=== PROBLEM TO SOLVE ===
Reproduce the following lines verbatim, one per line and in the same order.

=== MATERIAL SUPPLIED ===
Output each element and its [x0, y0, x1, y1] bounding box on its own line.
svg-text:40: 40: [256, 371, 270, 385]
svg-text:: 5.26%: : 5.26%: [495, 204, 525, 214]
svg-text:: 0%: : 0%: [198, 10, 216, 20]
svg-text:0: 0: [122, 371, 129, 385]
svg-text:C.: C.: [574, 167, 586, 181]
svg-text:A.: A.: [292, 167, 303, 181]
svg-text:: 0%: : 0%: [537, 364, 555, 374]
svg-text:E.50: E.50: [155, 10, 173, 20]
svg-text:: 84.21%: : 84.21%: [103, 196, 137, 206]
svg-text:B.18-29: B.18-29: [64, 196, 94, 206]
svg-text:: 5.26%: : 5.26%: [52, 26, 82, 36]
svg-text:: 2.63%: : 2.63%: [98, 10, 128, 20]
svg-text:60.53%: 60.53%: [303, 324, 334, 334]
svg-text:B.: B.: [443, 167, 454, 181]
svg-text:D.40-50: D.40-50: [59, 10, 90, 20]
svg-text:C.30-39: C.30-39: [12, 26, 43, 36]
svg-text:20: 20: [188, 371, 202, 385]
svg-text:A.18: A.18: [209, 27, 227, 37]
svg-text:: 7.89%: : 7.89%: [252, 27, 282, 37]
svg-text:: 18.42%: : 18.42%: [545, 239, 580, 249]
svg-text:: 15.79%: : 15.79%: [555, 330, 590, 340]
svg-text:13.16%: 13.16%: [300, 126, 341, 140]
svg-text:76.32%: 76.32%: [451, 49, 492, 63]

=== EXERCISE RESPONSE ===
Output each element and its [x0, y0, x1, y1] bounding box on its own line.
svg-text:40: 40: [256, 371, 270, 385]
svg-text:: 5.26%: : 5.26%: [495, 204, 525, 214]
svg-text:: 0%: : 0%: [198, 10, 216, 20]
svg-text:0: 0: [122, 371, 129, 385]
svg-text:C.: C.: [574, 167, 586, 181]
svg-text:A.: A.: [292, 167, 303, 181]
svg-text:: 0%: : 0%: [537, 364, 555, 374]
svg-text:E.50: E.50: [155, 10, 173, 20]
svg-text:: 84.21%: : 84.21%: [103, 196, 137, 206]
svg-text:B.18-29: B.18-29: [64, 196, 94, 206]
svg-text:: 5.26%: : 5.26%: [52, 26, 82, 36]
svg-text:: 2.63%: : 2.63%: [98, 10, 128, 20]
svg-text:60.53%: 60.53%: [303, 324, 334, 334]
svg-text:B.: B.: [443, 167, 454, 181]
svg-text:D.40-50: D.40-50: [59, 10, 90, 20]
svg-text:C.30-39: C.30-39: [12, 26, 43, 36]
svg-text:20: 20: [188, 371, 202, 385]
svg-text:A.18: A.18: [209, 27, 227, 37]
svg-text:: 7.89%: : 7.89%: [252, 27, 282, 37]
svg-text:: 18.42%: : 18.42%: [545, 239, 580, 249]
svg-text:: 15.79%: : 15.79%: [555, 330, 590, 340]
svg-text:13.16%: 13.16%: [300, 126, 341, 140]
svg-text:76.32%: 76.32%: [451, 49, 492, 63]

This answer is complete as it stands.